The exercise: Take every line from the listing below that includes "Spearman" and copy it.

** Begin Extracted material **

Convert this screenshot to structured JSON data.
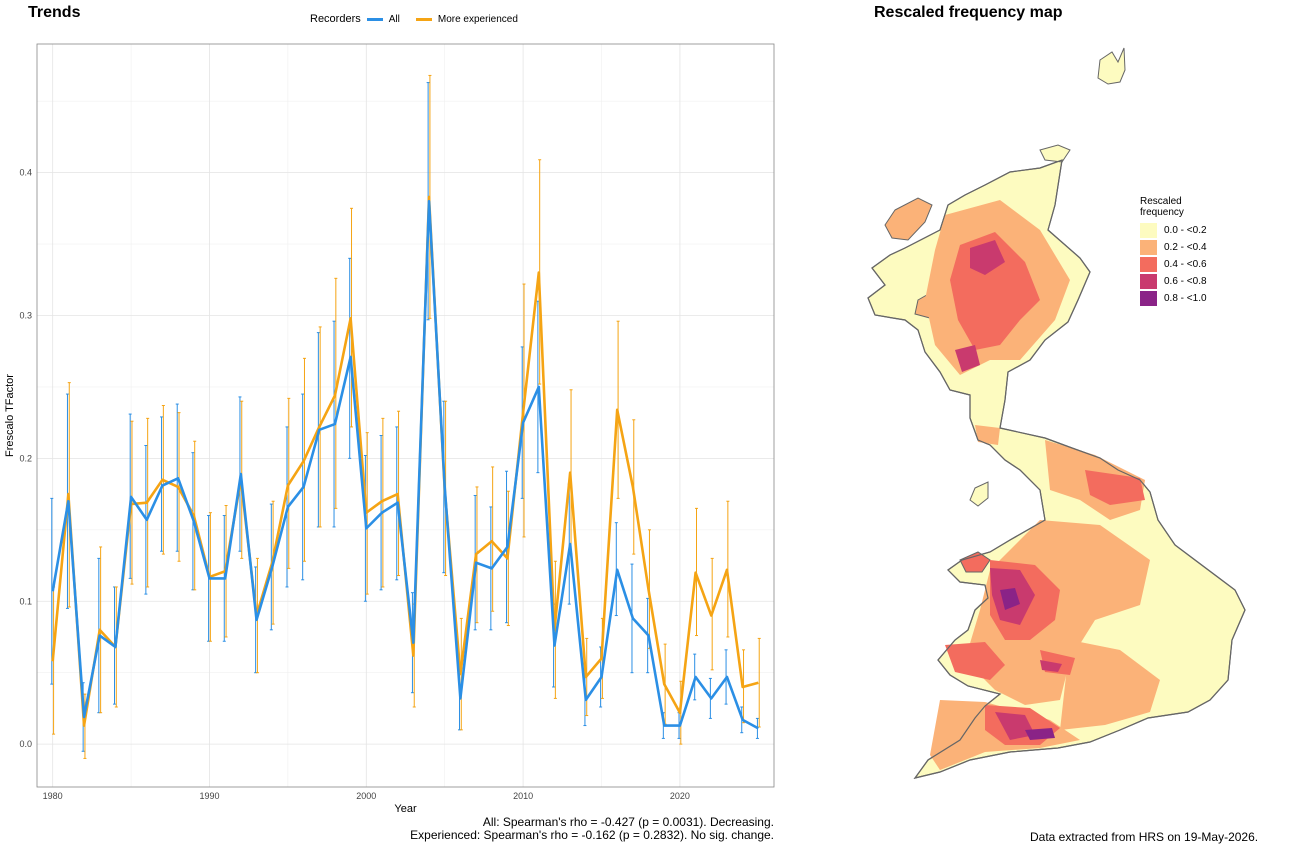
{
  "trends": {
    "title": "Trends",
    "legend_title": "Recorders",
    "footnote_all": "All: Spearman's rho = -0.427 (p = 0.0031). Decreasing.",
    "footnote_exp": "Experienced: Spearman's rho = -0.162 (p = 0.2832). No sig. change."
  },
  "map": {
    "title": "Rescaled frequency map",
    "legend_title_1": "Rescaled",
    "legend_title_2": "frequency",
    "legend_items": [
      {
        "label": "0.0 - <0.2",
        "color": "#fdfbc0"
      },
      {
        "label": "0.2 - <0.4",
        "color": "#fbb278"
      },
      {
        "label": "0.4 - <0.6",
        "color": "#f36c5e"
      },
      {
        "label": "0.6 - <0.8",
        "color": "#c93a6e"
      },
      {
        "label": "0.8 - <1.0",
        "color": "#8a2387"
      }
    ],
    "credit": "Data extracted from HRS on 19-May-2026."
  },
  "chart_data": {
    "type": "line",
    "title": "Trends",
    "xlabel": "Year",
    "ylabel": "Frescalo TFactor",
    "xlim": [
      1979,
      2026
    ],
    "ylim": [
      -0.03,
      0.49
    ],
    "x_ticks": [
      1980,
      1990,
      2000,
      2010,
      2020
    ],
    "y_ticks": [
      0.0,
      0.1,
      0.2,
      0.3,
      0.4
    ],
    "grid": true,
    "legend": "top",
    "x": [
      1980,
      1981,
      1982,
      1983,
      1984,
      1985,
      1986,
      1987,
      1988,
      1989,
      1990,
      1991,
      1992,
      1993,
      1994,
      1995,
      1996,
      1997,
      1998,
      1999,
      2000,
      2001,
      2002,
      2003,
      2004,
      2005,
      2006,
      2007,
      2008,
      2009,
      2010,
      2011,
      2012,
      2013,
      2014,
      2015,
      2016,
      2017,
      2018,
      2019,
      2020,
      2021,
      2022,
      2023,
      2024,
      2025
    ],
    "series": [
      {
        "name": "All",
        "color": "#2b8fe5",
        "values": [
          0.107,
          0.17,
          0.019,
          0.076,
          0.068,
          0.173,
          0.157,
          0.181,
          0.186,
          0.156,
          0.116,
          0.116,
          0.189,
          0.087,
          0.124,
          0.166,
          0.18,
          0.22,
          0.224,
          0.271,
          0.151,
          0.162,
          0.169,
          0.071,
          0.38,
          0.18,
          0.032,
          0.127,
          0.123,
          0.138,
          0.225,
          0.25,
          0.069,
          0.14,
          0.031,
          0.047,
          0.122,
          0.088,
          0.076,
          0.013,
          0.013,
          0.047,
          0.032,
          0.047,
          0.017,
          0.011
        ],
        "lower": [
          0.042,
          0.095,
          -0.005,
          0.022,
          0.028,
          0.116,
          0.105,
          0.135,
          0.135,
          0.108,
          0.072,
          0.072,
          0.135,
          0.05,
          0.08,
          0.11,
          0.115,
          0.152,
          0.152,
          0.2,
          0.1,
          0.108,
          0.115,
          0.036,
          0.297,
          0.12,
          0.01,
          0.08,
          0.08,
          0.085,
          0.172,
          0.19,
          0.04,
          0.098,
          0.013,
          0.026,
          0.09,
          0.05,
          0.05,
          0.004,
          0.004,
          0.031,
          0.018,
          0.028,
          0.008,
          0.004
        ],
        "upper": [
          0.172,
          0.245,
          0.043,
          0.13,
          0.11,
          0.231,
          0.209,
          0.229,
          0.238,
          0.204,
          0.16,
          0.16,
          0.243,
          0.124,
          0.168,
          0.222,
          0.245,
          0.288,
          0.296,
          0.34,
          0.202,
          0.216,
          0.222,
          0.106,
          0.463,
          0.24,
          0.054,
          0.174,
          0.166,
          0.191,
          0.278,
          0.31,
          0.098,
          0.182,
          0.049,
          0.068,
          0.155,
          0.126,
          0.102,
          0.022,
          0.022,
          0.063,
          0.046,
          0.066,
          0.026,
          0.018
        ]
      },
      {
        "name": "More experienced",
        "color": "#f5a414",
        "values": [
          0.058,
          0.175,
          0.013,
          0.08,
          0.068,
          0.168,
          0.169,
          0.185,
          0.18,
          0.16,
          0.117,
          0.121,
          0.185,
          0.09,
          0.127,
          0.181,
          0.198,
          0.222,
          0.244,
          0.298,
          0.162,
          0.17,
          0.175,
          0.062,
          0.383,
          0.178,
          0.049,
          0.133,
          0.142,
          0.13,
          0.232,
          0.33,
          0.08,
          0.19,
          0.047,
          0.06,
          0.234,
          0.18,
          0.108,
          0.042,
          0.022,
          0.12,
          0.09,
          0.122,
          0.04,
          0.043
        ],
        "lower": [
          0.007,
          0.096,
          -0.01,
          0.022,
          0.026,
          0.112,
          0.11,
          0.133,
          0.128,
          0.108,
          0.072,
          0.075,
          0.13,
          0.05,
          0.084,
          0.123,
          0.128,
          0.152,
          0.165,
          0.222,
          0.105,
          0.11,
          0.118,
          0.026,
          0.298,
          0.118,
          0.01,
          0.085,
          0.093,
          0.083,
          0.145,
          0.252,
          0.032,
          0.133,
          0.02,
          0.032,
          0.172,
          0.133,
          0.067,
          0.014,
          0.0,
          0.076,
          0.052,
          0.075,
          0.015,
          0.012
        ],
        "upper": [
          0.11,
          0.253,
          0.035,
          0.138,
          0.11,
          0.226,
          0.228,
          0.237,
          0.232,
          0.212,
          0.162,
          0.167,
          0.24,
          0.13,
          0.17,
          0.242,
          0.27,
          0.292,
          0.326,
          0.375,
          0.218,
          0.228,
          0.233,
          0.098,
          0.468,
          0.24,
          0.088,
          0.18,
          0.194,
          0.177,
          0.322,
          0.409,
          0.128,
          0.248,
          0.074,
          0.088,
          0.296,
          0.227,
          0.15,
          0.07,
          0.044,
          0.165,
          0.13,
          0.17,
          0.066,
          0.074
        ]
      }
    ]
  }
}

** End Extracted material **

Solution below:
    "footnote_all": "All: Spearman's rho = -0.427 (p = 0.0031). Decreasing.",
    "footnote_exp": "Experienced: Spearman's rho = -0.162 (p = 0.2832). No sig. change."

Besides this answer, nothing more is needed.